CHALLENGE:
The entries below should be transcribed in their entirety, exactly as written.

Entries with figure data
* * *

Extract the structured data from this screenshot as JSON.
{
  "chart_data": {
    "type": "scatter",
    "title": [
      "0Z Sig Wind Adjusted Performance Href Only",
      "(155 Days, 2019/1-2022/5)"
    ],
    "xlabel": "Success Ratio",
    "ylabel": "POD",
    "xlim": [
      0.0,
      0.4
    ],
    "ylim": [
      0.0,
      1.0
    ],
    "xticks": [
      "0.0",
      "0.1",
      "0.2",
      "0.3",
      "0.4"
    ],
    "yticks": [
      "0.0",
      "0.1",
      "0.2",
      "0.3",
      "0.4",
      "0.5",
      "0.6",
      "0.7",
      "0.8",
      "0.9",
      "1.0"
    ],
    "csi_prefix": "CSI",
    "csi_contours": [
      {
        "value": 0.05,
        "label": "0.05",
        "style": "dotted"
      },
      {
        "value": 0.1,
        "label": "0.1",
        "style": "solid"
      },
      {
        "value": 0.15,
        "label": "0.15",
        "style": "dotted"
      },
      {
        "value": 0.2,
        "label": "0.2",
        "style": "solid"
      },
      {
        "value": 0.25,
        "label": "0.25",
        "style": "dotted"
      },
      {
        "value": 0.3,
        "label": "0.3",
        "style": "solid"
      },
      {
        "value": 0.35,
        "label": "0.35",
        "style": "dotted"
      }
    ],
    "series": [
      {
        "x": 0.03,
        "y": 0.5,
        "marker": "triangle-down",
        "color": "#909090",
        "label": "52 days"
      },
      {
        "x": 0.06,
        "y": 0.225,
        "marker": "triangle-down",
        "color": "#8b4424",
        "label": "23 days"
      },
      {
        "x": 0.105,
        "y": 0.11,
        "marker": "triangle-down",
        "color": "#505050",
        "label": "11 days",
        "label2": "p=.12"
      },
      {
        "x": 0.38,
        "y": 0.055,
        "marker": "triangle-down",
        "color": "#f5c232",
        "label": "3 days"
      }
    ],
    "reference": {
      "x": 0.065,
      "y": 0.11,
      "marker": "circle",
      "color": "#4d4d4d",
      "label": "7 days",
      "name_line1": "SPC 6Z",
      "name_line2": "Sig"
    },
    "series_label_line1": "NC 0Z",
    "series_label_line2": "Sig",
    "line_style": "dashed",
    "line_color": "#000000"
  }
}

* * *

ANSWER TO THIS EXERCISE:
Extract the structured data from this screenshot as JSON.
{
  "chart_data": {
    "type": "scatter",
    "title": [
      "0Z Sig Wind Adjusted Performance Href Only",
      "(155 Days, 2019/1-2022/5)"
    ],
    "xlabel": "Success Ratio",
    "ylabel": "POD",
    "xlim": [
      0.0,
      0.4
    ],
    "ylim": [
      0.0,
      1.0
    ],
    "xticks": [
      "0.0",
      "0.1",
      "0.2",
      "0.3",
      "0.4"
    ],
    "yticks": [
      "0.0",
      "0.1",
      "0.2",
      "0.3",
      "0.4",
      "0.5",
      "0.6",
      "0.7",
      "0.8",
      "0.9",
      "1.0"
    ],
    "csi_prefix": "CSI",
    "csi_contours": [
      {
        "value": 0.05,
        "label": "0.05",
        "style": "dotted"
      },
      {
        "value": 0.1,
        "label": "0.1",
        "style": "solid"
      },
      {
        "value": 0.15,
        "label": "0.15",
        "style": "dotted"
      },
      {
        "value": 0.2,
        "label": "0.2",
        "style": "solid"
      },
      {
        "value": 0.25,
        "label": "0.25",
        "style": "dotted"
      },
      {
        "value": 0.3,
        "label": "0.3",
        "style": "solid"
      },
      {
        "value": 0.35,
        "label": "0.35",
        "style": "dotted"
      }
    ],
    "series": [
      {
        "x": 0.03,
        "y": 0.5,
        "marker": "triangle-down",
        "color": "#909090",
        "label": "52 days"
      },
      {
        "x": 0.06,
        "y": 0.225,
        "marker": "triangle-down",
        "color": "#8b4424",
        "label": "23 days"
      },
      {
        "x": 0.105,
        "y": 0.11,
        "marker": "triangle-down",
        "color": "#505050",
        "label": "11 days",
        "label2": "p=.12"
      },
      {
        "x": 0.38,
        "y": 0.055,
        "marker": "triangle-down",
        "color": "#f5c232",
        "label": "3 days"
      }
    ],
    "reference": {
      "x": 0.065,
      "y": 0.11,
      "marker": "circle",
      "color": "#4d4d4d",
      "label": "7 days",
      "name_line1": "SPC 6Z",
      "name_line2": "Sig"
    },
    "series_label_line1": "NC 0Z",
    "series_label_line2": "Sig",
    "line_style": "dashed",
    "line_color": "#000000"
  }
}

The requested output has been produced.